### What to work on
Write out every line of the records below as one numbered list, leaving out any blank lines.

Rows from a layout dataset:
--- Begin ---

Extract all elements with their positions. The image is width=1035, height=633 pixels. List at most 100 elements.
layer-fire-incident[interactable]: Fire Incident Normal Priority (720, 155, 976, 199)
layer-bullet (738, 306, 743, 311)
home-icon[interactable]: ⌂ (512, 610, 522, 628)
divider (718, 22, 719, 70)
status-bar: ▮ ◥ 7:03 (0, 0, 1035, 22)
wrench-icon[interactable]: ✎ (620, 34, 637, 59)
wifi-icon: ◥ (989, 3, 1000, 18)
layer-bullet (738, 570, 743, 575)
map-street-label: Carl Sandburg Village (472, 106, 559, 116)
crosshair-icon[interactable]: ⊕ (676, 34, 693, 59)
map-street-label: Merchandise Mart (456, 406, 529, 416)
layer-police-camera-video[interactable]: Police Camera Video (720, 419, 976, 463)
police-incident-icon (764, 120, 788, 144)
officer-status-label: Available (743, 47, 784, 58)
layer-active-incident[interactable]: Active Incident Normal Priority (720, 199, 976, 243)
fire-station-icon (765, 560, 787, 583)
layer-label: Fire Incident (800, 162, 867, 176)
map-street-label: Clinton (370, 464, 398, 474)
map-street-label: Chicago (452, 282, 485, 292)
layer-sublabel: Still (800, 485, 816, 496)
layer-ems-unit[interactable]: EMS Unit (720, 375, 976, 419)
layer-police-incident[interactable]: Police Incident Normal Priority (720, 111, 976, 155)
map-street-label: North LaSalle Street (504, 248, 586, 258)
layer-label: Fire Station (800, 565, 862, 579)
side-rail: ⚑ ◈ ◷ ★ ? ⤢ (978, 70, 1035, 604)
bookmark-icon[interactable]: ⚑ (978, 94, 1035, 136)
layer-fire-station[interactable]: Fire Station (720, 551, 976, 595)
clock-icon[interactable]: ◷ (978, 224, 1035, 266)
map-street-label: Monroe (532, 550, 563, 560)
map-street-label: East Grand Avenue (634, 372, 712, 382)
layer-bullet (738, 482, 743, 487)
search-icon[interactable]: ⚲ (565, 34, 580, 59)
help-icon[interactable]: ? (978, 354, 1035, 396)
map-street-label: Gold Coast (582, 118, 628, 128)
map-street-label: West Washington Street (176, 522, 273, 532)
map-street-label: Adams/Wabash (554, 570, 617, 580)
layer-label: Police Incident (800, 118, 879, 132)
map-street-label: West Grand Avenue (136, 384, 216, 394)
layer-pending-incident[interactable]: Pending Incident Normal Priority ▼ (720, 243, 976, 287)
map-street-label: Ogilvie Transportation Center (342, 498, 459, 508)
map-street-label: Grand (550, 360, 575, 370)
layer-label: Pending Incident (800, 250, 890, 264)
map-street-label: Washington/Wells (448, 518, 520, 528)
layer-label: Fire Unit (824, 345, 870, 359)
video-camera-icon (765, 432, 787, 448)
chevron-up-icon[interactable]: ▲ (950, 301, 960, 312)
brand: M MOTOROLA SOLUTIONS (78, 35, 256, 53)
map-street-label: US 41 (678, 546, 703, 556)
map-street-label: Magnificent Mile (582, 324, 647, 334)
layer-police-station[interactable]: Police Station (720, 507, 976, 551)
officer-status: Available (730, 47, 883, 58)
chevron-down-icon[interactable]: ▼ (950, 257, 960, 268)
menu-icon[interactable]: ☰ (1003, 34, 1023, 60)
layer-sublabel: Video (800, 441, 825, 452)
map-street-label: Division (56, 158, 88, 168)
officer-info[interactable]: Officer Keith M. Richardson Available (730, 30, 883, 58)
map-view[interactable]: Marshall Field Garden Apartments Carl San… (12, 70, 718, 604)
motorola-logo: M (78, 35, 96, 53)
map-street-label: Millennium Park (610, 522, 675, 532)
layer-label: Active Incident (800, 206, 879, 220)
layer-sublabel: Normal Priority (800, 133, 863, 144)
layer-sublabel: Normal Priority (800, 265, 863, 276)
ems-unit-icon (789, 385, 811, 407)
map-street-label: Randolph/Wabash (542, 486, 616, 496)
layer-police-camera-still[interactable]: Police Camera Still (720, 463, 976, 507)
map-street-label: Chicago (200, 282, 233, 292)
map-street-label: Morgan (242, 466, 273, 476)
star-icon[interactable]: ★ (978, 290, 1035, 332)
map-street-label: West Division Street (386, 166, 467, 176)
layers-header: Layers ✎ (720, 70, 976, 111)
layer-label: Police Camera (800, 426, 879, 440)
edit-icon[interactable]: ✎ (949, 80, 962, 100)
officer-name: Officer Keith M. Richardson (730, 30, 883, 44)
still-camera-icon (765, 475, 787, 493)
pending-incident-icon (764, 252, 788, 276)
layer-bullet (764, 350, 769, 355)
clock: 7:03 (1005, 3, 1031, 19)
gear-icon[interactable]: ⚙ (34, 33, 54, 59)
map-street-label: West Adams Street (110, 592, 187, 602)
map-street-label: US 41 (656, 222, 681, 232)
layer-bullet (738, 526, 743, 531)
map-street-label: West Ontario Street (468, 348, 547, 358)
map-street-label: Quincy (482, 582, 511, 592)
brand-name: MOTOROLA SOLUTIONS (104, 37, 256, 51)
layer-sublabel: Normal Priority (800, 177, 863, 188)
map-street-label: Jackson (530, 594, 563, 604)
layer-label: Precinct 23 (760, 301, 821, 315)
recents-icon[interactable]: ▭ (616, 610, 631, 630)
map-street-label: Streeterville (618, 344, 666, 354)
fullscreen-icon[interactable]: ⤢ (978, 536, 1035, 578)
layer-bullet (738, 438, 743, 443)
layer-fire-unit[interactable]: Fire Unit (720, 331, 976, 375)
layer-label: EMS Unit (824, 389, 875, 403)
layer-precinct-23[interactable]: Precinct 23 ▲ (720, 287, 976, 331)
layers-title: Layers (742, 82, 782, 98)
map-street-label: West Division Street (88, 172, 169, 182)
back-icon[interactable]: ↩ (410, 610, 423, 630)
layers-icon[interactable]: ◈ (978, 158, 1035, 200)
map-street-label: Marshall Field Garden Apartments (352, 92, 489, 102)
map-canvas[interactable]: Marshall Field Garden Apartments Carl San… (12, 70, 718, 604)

--- End ---

### Correct output
1. Extract all elements with their positions. The image is width=1035, height=633 pixels. List at most 100 elements.
2. layer-fire-incident[interactable]: Fire Incident Normal Priority (720, 155, 976, 199)
3. layer-bullet (738, 306, 743, 311)
4. home-icon[interactable]: ⌂ (512, 610, 522, 628)
5. divider (718, 22, 719, 70)
6. status-bar: ▮ ◥ 7:03 (0, 0, 1035, 22)
7. wrench-icon[interactable]: ✎ (620, 34, 637, 59)
8. wifi-icon: ◥ (989, 3, 1000, 18)
9. layer-bullet (738, 570, 743, 575)
10. map-street-label: Carl Sandburg Village (472, 106, 559, 116)
11. crosshair-icon[interactable]: ⊕ (676, 34, 693, 59)
12. map-street-label: Merchandise Mart (456, 406, 529, 416)
13. layer-police-camera-video[interactable]: Police Camera Video (720, 419, 976, 463)
14. police-incident-icon (764, 120, 788, 144)
15. officer-status-label: Available (743, 47, 784, 58)
16. layer-active-incident[interactable]: Active Incident Normal Priority (720, 199, 976, 243)
17. fire-station-icon (765, 560, 787, 583)
18. layer-label: Fire Incident (800, 162, 867, 176)
19. map-street-label: Clinton (370, 464, 398, 474)
20. map-street-label: Chicago (452, 282, 485, 292)
21. layer-sublabel: Still (800, 485, 816, 496)
22. layer-ems-unit[interactable]: EMS Unit (720, 375, 976, 419)
23. layer-police-incident[interactable]: Police Incident Normal Priority (720, 111, 976, 155)
24. map-street-label: North LaSalle Street (504, 248, 586, 258)
25. layer-label: Fire Station (800, 565, 862, 579)
26. side-rail: ⚑ ◈ ◷ ★ ? ⤢ (978, 70, 1035, 604)
27. bookmark-icon[interactable]: ⚑ (978, 94, 1035, 136)
28. layer-fire-station[interactable]: Fire Station (720, 551, 976, 595)
29. clock-icon[interactable]: ◷ (978, 224, 1035, 266)
30. map-street-label: Monroe (532, 550, 563, 560)
31. map-street-label: East Grand Avenue (634, 372, 712, 382)
32. layer-bullet (738, 482, 743, 487)
33. search-icon[interactable]: ⚲ (565, 34, 580, 59)
34. help-icon[interactable]: ? (978, 354, 1035, 396)
35. map-street-label: Gold Coast (582, 118, 628, 128)
36. map-street-label: West Washington Street (176, 522, 273, 532)
37. map-street-label: Adams/Wabash (554, 570, 617, 580)
38. layer-label: Police Incident (800, 118, 879, 132)
39. map-street-label: West Grand Avenue (136, 384, 216, 394)
40. layer-pending-incident[interactable]: Pending Incident Normal Priority ▼ (720, 243, 976, 287)
41. map-street-label: Ogilvie Transportation Center (342, 498, 459, 508)
42. map-street-label: Grand (550, 360, 575, 370)
43. layer-label: Pending Incident (800, 250, 890, 264)
44. map-street-label: Washington/Wells (448, 518, 520, 528)
45. layer-label: Fire Unit (824, 345, 870, 359)
46. video-camera-icon (765, 432, 787, 448)
47. chevron-up-icon[interactable]: ▲ (950, 301, 960, 312)
48. brand: M MOTOROLA SOLUTIONS (78, 35, 256, 53)
49. map-street-label: US 41 (678, 546, 703, 556)
50. map-street-label: Magnificent Mile (582, 324, 647, 334)
51. layer-police-station[interactable]: Police Station (720, 507, 976, 551)
52. officer-status: Available (730, 47, 883, 58)
53. chevron-down-icon[interactable]: ▼ (950, 257, 960, 268)
54. menu-icon[interactable]: ☰ (1003, 34, 1023, 60)
55. layer-sublabel: Video (800, 441, 825, 452)
56. map-street-label: Division (56, 158, 88, 168)
57. officer-info[interactable]: Officer Keith M. Richardson Available (730, 30, 883, 58)
58. map-view[interactable]: Marshall Field Garden Apartments Carl San… (12, 70, 718, 604)
59. motorola-logo: M (78, 35, 96, 53)
60. map-street-label: Millennium Park (610, 522, 675, 532)
61. layer-label: Active Incident (800, 206, 879, 220)
62. layer-sublabel: Normal Priority (800, 133, 863, 144)
63. layer-sublabel: Normal Priority (800, 265, 863, 276)
64. ems-unit-icon (789, 385, 811, 407)
65. map-street-label: Randolph/Wabash (542, 486, 616, 496)
66. layer-police-camera-still[interactable]: Police Camera Still (720, 463, 976, 507)
67. map-street-label: Chicago (200, 282, 233, 292)
68. map-street-label: Morgan (242, 466, 273, 476)
69. star-icon[interactable]: ★ (978, 290, 1035, 332)
70. map-street-label: West Division Street (386, 166, 467, 176)
71. layers-header: Layers ✎ (720, 70, 976, 111)
72. layer-label: Police Camera (800, 426, 879, 440)
73. edit-icon[interactable]: ✎ (949, 80, 962, 100)
74. officer-name: Officer Keith M. Richardson (730, 30, 883, 44)
75. still-camera-icon (765, 475, 787, 493)
76. pending-incident-icon (764, 252, 788, 276)
77. layer-bullet (764, 350, 769, 355)
78. clock: 7:03 (1005, 3, 1031, 19)
79. gear-icon[interactable]: ⚙ (34, 33, 54, 59)
80. map-street-label: West Adams Street (110, 592, 187, 602)
81. map-street-label: US 41 (656, 222, 681, 232)
82. layer-bullet (738, 526, 743, 531)
83. map-street-label: West Ontario Street (468, 348, 547, 358)
84. map-street-label: Quincy (482, 582, 511, 592)
85. brand-name: MOTOROLA SOLUTIONS (104, 37, 256, 51)
86. layer-sublabel: Normal Priority (800, 177, 863, 188)
87. map-street-label: Jackson (530, 594, 563, 604)
88. layer-label: Precinct 23 (760, 301, 821, 315)
89. recents-icon[interactable]: ▭ (616, 610, 631, 630)
90. map-street-label: Streeterville (618, 344, 666, 354)
91. fullscreen-icon[interactable]: ⤢ (978, 536, 1035, 578)
92. layer-bullet (738, 438, 743, 443)
93. layer-fire-unit[interactable]: Fire Unit (720, 331, 976, 375)
94. layer-label: EMS Unit (824, 389, 875, 403)
95. layer-precinct-23[interactable]: Precinct 23 ▲ (720, 287, 976, 331)
96. layers-title: Layers (742, 82, 782, 98)
97. map-street-label: West Division Street (88, 172, 169, 182)
98. back-icon[interactable]: ↩ (410, 610, 423, 630)
99. layers-icon[interactable]: ◈ (978, 158, 1035, 200)
100. map-street-label: Marshall Field Garden Apartments (352, 92, 489, 102)
101. map-canvas[interactable]: Marshall Field Garden Apartments Carl San… (12, 70, 718, 604)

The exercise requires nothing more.